Return the listing below exactly, with the pictures dropped.
------------------------------------
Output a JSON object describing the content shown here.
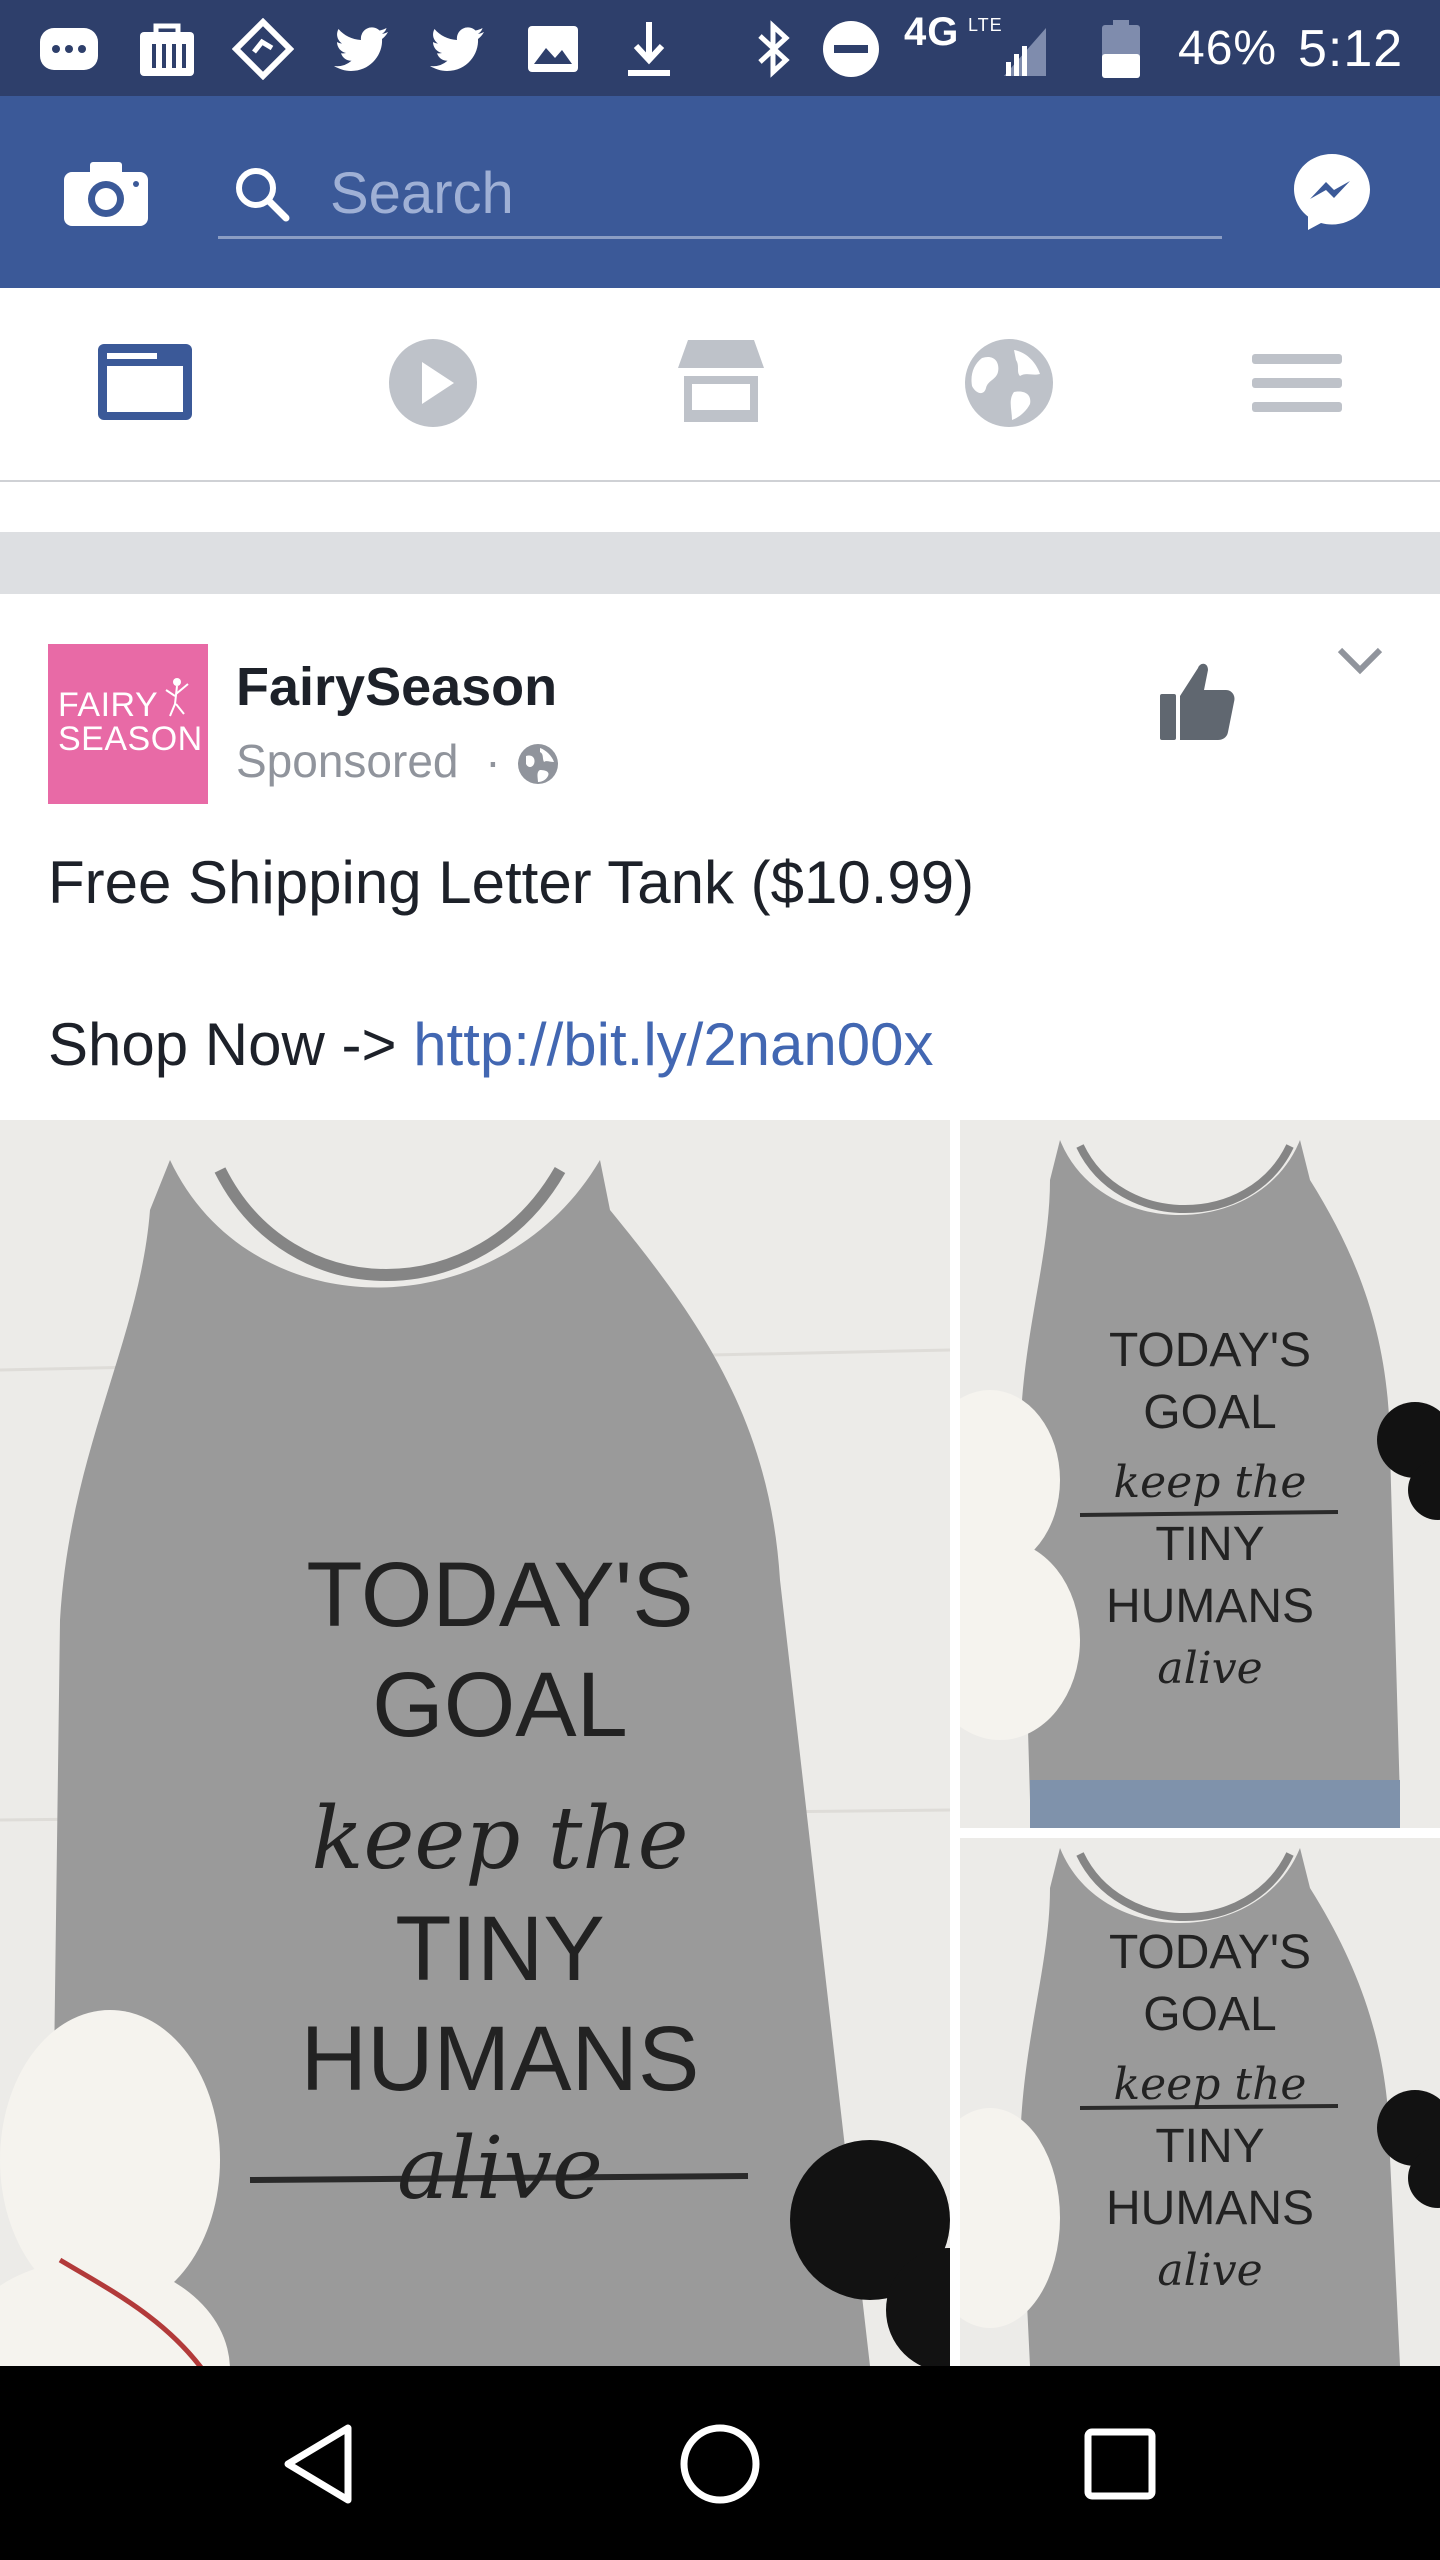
{
  "status_bar": {
    "network": "4G",
    "network_sub": "LTE",
    "battery_percent": "46%",
    "battery_level": 0.46,
    "time": "5:12",
    "left_icons": [
      "chat-icon",
      "shopping-bag-icon",
      "tag-icon",
      "twitter-icon",
      "twitter-icon",
      "image-icon",
      "download-icon"
    ],
    "right_icons": [
      "bluetooth-icon",
      "do-not-disturb-icon",
      "signal-icon",
      "battery-icon"
    ]
  },
  "top_bar": {
    "search_placeholder": "Search",
    "color": "#3b5998"
  },
  "nav_tabs": [
    {
      "name": "news-feed",
      "icon": "news-feed-icon",
      "active": true
    },
    {
      "name": "video",
      "icon": "play-icon",
      "active": false
    },
    {
      "name": "marketplace",
      "icon": "store-icon",
      "active": false
    },
    {
      "name": "notifications",
      "icon": "globe-icon",
      "active": false
    },
    {
      "name": "menu",
      "icon": "hamburger-icon",
      "active": false
    }
  ],
  "post": {
    "avatar_text_line1": "FAIRY",
    "avatar_text_line2": "SEASON",
    "page_name": "FairySeason",
    "sponsored_label": "Sponsored",
    "meta_separator": "·",
    "text_line1": "Free Shipping Letter Tank ($10.99)",
    "text_line2_prefix": "Shop Now ->",
    "link": "http://bit.ly/2nan00x",
    "shirt_print": {
      "line1": "TODAY'S GOAL",
      "line2": "keep the",
      "line3": "TINY HUMANS",
      "line4": "alive"
    }
  },
  "colors": {
    "facebook_blue": "#3b5998",
    "link": "#4267b2",
    "status_bar": "#2e3f6b",
    "avatar_pink": "#e86aa6"
  }
}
------------------------------------
# Exercise answer
Output a JSON object describing the content shown here.
{
  "status_bar": {
    "network": "4G",
    "network_sub": "LTE",
    "battery_percent": "46%",
    "battery_level": 0.46,
    "time": "5:12",
    "left_icons": [
      "chat-icon",
      "shopping-bag-icon",
      "tag-icon",
      "twitter-icon",
      "twitter-icon",
      "image-icon",
      "download-icon"
    ],
    "right_icons": [
      "bluetooth-icon",
      "do-not-disturb-icon",
      "signal-icon",
      "battery-icon"
    ]
  },
  "top_bar": {
    "search_placeholder": "Search",
    "color": "#3b5998"
  },
  "nav_tabs": [
    {
      "name": "news-feed",
      "icon": "news-feed-icon",
      "active": true
    },
    {
      "name": "video",
      "icon": "play-icon",
      "active": false
    },
    {
      "name": "marketplace",
      "icon": "store-icon",
      "active": false
    },
    {
      "name": "notifications",
      "icon": "globe-icon",
      "active": false
    },
    {
      "name": "menu",
      "icon": "hamburger-icon",
      "active": false
    }
  ],
  "post": {
    "avatar_text_line1": "FAIRY",
    "avatar_text_line2": "SEASON",
    "page_name": "FairySeason",
    "sponsored_label": "Sponsored",
    "meta_separator": "·",
    "text_line1": "Free Shipping Letter Tank ($10.99)",
    "text_line2_prefix": "Shop Now ->",
    "link": "http://bit.ly/2nan00x",
    "shirt_print": {
      "line1": "TODAY'S GOAL",
      "line2": "keep the",
      "line3": "TINY HUMANS",
      "line4": "alive"
    }
  },
  "colors": {
    "facebook_blue": "#3b5998",
    "link": "#4267b2",
    "status_bar": "#2e3f6b",
    "avatar_pink": "#e86aa6"
  }
}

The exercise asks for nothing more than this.